__DATASET ROWS__:
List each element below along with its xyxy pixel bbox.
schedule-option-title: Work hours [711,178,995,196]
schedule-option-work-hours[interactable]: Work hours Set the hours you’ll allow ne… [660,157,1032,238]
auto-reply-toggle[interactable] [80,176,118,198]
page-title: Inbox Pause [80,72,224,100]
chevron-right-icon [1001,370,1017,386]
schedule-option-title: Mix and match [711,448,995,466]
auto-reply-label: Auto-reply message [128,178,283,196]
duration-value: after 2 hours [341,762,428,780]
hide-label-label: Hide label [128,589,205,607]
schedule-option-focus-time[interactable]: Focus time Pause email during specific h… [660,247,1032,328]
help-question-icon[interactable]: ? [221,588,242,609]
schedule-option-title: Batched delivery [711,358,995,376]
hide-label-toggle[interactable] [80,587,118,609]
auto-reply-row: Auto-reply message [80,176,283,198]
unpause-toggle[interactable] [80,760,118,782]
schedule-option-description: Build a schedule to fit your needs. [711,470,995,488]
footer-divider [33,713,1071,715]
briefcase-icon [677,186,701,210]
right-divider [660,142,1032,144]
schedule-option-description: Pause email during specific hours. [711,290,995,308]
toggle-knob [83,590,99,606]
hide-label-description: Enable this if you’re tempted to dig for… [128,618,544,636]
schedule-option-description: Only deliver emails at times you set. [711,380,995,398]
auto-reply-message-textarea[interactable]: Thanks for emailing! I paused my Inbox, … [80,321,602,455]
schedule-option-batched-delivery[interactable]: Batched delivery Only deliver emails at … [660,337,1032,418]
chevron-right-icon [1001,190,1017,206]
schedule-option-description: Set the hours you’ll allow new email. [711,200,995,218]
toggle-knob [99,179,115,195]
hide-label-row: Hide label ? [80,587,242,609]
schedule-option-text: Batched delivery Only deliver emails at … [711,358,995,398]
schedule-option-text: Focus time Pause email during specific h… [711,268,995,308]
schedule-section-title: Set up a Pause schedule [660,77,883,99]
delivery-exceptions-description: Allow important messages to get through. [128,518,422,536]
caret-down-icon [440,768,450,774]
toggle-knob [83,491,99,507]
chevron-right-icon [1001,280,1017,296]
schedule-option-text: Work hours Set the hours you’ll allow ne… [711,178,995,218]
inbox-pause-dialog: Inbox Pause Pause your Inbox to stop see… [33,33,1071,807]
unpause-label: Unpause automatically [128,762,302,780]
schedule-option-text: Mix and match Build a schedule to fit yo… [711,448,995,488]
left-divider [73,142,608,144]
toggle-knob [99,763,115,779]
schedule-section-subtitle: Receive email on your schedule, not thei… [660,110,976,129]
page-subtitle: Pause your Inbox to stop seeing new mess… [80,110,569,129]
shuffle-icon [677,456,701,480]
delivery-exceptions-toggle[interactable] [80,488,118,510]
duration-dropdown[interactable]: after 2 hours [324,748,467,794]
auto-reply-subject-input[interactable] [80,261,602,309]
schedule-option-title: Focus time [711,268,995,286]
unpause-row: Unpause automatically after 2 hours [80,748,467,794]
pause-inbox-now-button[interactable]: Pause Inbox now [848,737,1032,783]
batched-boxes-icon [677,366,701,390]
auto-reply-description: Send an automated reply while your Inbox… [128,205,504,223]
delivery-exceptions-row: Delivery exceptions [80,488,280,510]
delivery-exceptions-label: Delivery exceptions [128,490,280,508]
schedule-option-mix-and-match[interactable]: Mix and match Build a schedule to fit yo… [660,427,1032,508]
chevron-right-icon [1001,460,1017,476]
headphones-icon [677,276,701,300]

__DO THIS__: Copy every row above word for word, one per line, changing nothing.

__PROBLEM SOLUTION__:
List each element below along with its xyxy pixel bbox.
schedule-option-title: Work hours [711,178,995,196]
schedule-option-work-hours[interactable]: Work hours Set the hours you’ll allow ne… [660,157,1032,238]
auto-reply-toggle[interactable] [80,176,118,198]
page-title: Inbox Pause [80,72,224,100]
chevron-right-icon [1001,370,1017,386]
schedule-option-title: Mix and match [711,448,995,466]
auto-reply-label: Auto-reply message [128,178,283,196]
duration-value: after 2 hours [341,762,428,780]
hide-label-label: Hide label [128,589,205,607]
schedule-option-focus-time[interactable]: Focus time Pause email during specific h… [660,247,1032,328]
help-question-icon[interactable]: ? [221,588,242,609]
schedule-option-title: Batched delivery [711,358,995,376]
hide-label-toggle[interactable] [80,587,118,609]
auto-reply-row: Auto-reply message [80,176,283,198]
unpause-toggle[interactable] [80,760,118,782]
schedule-option-description: Build a schedule to fit your needs. [711,470,995,488]
footer-divider [33,713,1071,715]
briefcase-icon [677,186,701,210]
right-divider [660,142,1032,144]
schedule-option-description: Pause email during specific hours. [711,290,995,308]
toggle-knob [83,590,99,606]
hide-label-description: Enable this if you’re tempted to dig for… [128,618,544,636]
schedule-option-description: Only deliver emails at times you set. [711,380,995,398]
auto-reply-message-textarea[interactable]: Thanks for emailing! I paused my Inbox, … [80,321,602,455]
schedule-option-batched-delivery[interactable]: Batched delivery Only deliver emails at … [660,337,1032,418]
chevron-right-icon [1001,190,1017,206]
schedule-option-description: Set the hours you’ll allow new email. [711,200,995,218]
toggle-knob [99,179,115,195]
hide-label-row: Hide label ? [80,587,242,609]
schedule-option-text: Batched delivery Only deliver emails at … [711,358,995,398]
schedule-option-text: Focus time Pause email during specific h… [711,268,995,308]
schedule-section-title: Set up a Pause schedule [660,77,883,99]
delivery-exceptions-description: Allow important messages to get through. [128,518,422,536]
caret-down-icon [440,768,450,774]
toggle-knob [83,491,99,507]
chevron-right-icon [1001,280,1017,296]
schedule-option-text: Work hours Set the hours you’ll allow ne… [711,178,995,218]
inbox-pause-dialog: Inbox Pause Pause your Inbox to stop see… [33,33,1071,807]
unpause-label: Unpause automatically [128,762,302,780]
schedule-option-text: Mix and match Build a schedule to fit yo… [711,448,995,488]
left-divider [73,142,608,144]
toggle-knob [99,763,115,779]
schedule-section-subtitle: Receive email on your schedule, not thei… [660,110,976,129]
page-subtitle: Pause your Inbox to stop seeing new mess… [80,110,569,129]
shuffle-icon [677,456,701,480]
delivery-exceptions-toggle[interactable] [80,488,118,510]
duration-dropdown[interactable]: after 2 hours [324,748,467,794]
auto-reply-subject-input[interactable] [80,261,602,309]
schedule-option-title: Focus time [711,268,995,286]
unpause-row: Unpause automatically after 2 hours [80,748,467,794]
pause-inbox-now-button[interactable]: Pause Inbox now [848,737,1032,783]
batched-boxes-icon [677,366,701,390]
auto-reply-description: Send an automated reply while your Inbox… [128,205,504,223]
delivery-exceptions-row: Delivery exceptions [80,488,280,510]
delivery-exceptions-label: Delivery exceptions [128,490,280,508]
schedule-option-mix-and-match[interactable]: Mix and match Build a schedule to fit yo… [660,427,1032,508]
chevron-right-icon [1001,460,1017,476]
headphones-icon [677,276,701,300]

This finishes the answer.